▶ **Required work**: Using the records below, report how many lines hold "icon", with no extra text.

▶ **Dataset listings of figures**:
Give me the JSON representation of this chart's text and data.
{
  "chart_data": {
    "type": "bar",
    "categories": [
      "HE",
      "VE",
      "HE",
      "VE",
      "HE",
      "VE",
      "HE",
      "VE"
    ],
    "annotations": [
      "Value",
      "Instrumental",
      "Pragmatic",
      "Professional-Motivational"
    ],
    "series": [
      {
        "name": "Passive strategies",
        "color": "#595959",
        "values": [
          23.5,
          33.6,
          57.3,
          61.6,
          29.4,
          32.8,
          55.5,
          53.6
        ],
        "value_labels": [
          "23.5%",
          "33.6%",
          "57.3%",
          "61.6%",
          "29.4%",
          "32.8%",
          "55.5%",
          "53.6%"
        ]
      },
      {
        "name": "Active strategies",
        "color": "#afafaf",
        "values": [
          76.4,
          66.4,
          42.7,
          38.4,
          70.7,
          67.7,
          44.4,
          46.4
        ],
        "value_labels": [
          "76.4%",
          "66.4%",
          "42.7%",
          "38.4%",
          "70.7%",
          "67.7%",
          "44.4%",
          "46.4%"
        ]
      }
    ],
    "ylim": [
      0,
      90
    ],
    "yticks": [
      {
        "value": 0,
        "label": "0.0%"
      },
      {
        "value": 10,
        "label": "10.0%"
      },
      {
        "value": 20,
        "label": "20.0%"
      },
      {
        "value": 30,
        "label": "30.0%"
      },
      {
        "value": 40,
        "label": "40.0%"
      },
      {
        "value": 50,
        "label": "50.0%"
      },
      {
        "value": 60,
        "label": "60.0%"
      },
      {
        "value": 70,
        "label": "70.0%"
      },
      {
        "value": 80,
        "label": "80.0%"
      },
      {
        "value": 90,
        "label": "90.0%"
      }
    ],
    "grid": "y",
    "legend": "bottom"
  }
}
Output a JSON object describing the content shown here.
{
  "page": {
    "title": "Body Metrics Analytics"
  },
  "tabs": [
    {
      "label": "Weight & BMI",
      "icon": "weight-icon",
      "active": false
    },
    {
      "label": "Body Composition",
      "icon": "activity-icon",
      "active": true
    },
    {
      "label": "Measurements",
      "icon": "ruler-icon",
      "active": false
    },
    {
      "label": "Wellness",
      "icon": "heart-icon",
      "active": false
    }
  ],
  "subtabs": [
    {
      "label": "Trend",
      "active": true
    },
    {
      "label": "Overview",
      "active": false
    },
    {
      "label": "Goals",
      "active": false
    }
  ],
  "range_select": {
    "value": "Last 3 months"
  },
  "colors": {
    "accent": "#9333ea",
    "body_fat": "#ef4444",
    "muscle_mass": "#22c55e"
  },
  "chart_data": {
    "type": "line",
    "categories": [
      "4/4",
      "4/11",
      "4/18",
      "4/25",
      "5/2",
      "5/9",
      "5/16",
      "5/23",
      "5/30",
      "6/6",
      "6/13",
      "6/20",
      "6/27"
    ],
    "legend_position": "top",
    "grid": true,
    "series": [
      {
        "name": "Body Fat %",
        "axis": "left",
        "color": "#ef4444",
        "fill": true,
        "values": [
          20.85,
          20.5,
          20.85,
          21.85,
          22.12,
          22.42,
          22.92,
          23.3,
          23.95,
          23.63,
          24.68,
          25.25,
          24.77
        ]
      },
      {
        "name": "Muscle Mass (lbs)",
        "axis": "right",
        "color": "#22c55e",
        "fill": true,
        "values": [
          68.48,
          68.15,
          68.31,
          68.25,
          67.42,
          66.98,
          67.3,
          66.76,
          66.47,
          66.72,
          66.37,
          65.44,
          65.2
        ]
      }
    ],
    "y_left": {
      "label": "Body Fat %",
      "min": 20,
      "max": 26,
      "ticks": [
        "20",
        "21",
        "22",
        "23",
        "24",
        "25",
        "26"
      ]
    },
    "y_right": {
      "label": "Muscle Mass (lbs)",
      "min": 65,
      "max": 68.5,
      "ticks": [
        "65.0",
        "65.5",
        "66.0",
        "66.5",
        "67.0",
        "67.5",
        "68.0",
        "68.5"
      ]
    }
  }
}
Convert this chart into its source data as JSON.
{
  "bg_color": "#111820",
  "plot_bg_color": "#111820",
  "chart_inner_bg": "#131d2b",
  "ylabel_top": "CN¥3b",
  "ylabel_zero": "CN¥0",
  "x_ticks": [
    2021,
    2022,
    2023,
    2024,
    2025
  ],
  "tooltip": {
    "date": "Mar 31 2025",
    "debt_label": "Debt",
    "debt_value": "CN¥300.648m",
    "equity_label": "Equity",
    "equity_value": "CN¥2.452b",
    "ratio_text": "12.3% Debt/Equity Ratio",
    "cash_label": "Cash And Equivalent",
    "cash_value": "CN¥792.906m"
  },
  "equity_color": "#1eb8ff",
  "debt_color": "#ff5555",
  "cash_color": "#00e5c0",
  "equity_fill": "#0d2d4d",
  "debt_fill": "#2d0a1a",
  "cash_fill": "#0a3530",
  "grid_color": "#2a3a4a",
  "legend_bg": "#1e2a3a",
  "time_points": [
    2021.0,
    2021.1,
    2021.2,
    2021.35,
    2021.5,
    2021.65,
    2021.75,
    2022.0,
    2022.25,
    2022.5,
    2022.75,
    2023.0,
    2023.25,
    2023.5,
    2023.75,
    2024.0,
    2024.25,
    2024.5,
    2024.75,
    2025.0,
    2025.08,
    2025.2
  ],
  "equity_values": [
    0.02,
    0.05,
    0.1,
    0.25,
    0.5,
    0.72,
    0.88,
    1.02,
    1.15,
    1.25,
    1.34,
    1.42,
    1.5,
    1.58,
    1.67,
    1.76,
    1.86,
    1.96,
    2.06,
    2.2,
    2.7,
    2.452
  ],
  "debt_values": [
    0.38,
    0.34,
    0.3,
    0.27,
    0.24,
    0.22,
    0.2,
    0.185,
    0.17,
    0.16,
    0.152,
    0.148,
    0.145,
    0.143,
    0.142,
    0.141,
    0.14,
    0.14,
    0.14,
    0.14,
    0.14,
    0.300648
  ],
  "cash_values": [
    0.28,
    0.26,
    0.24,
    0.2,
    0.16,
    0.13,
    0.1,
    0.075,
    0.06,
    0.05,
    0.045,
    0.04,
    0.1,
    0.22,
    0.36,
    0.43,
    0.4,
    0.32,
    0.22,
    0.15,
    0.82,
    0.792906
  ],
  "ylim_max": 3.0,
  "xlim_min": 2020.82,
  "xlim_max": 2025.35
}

▶ **Result of this task**: 4